Work required. Show, in full, each line of the data that contains "name".

Material for the task.
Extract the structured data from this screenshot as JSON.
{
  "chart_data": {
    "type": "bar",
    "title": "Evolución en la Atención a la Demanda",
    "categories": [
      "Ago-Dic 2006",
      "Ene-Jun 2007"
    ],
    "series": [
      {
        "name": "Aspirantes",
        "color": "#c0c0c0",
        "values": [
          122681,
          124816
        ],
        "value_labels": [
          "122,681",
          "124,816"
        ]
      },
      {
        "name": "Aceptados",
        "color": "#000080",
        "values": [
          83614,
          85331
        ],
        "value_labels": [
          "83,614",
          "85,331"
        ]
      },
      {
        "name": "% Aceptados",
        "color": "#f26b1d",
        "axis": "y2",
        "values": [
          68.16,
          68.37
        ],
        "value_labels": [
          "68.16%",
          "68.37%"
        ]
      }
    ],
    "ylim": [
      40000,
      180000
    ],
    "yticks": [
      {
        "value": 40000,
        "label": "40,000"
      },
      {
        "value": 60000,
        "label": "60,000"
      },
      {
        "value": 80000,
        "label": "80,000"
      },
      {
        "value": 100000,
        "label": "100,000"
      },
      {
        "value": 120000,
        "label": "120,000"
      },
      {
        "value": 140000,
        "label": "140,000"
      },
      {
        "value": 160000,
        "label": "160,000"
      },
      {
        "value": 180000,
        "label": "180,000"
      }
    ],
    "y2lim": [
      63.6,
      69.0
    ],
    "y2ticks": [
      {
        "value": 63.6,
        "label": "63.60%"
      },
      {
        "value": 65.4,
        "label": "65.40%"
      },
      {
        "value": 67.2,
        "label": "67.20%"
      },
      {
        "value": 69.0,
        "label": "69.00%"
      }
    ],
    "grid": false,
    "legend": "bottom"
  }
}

Task result.
        "name": "Aspirantes",
        "name": "Aceptados",
        "name": "% Aceptados",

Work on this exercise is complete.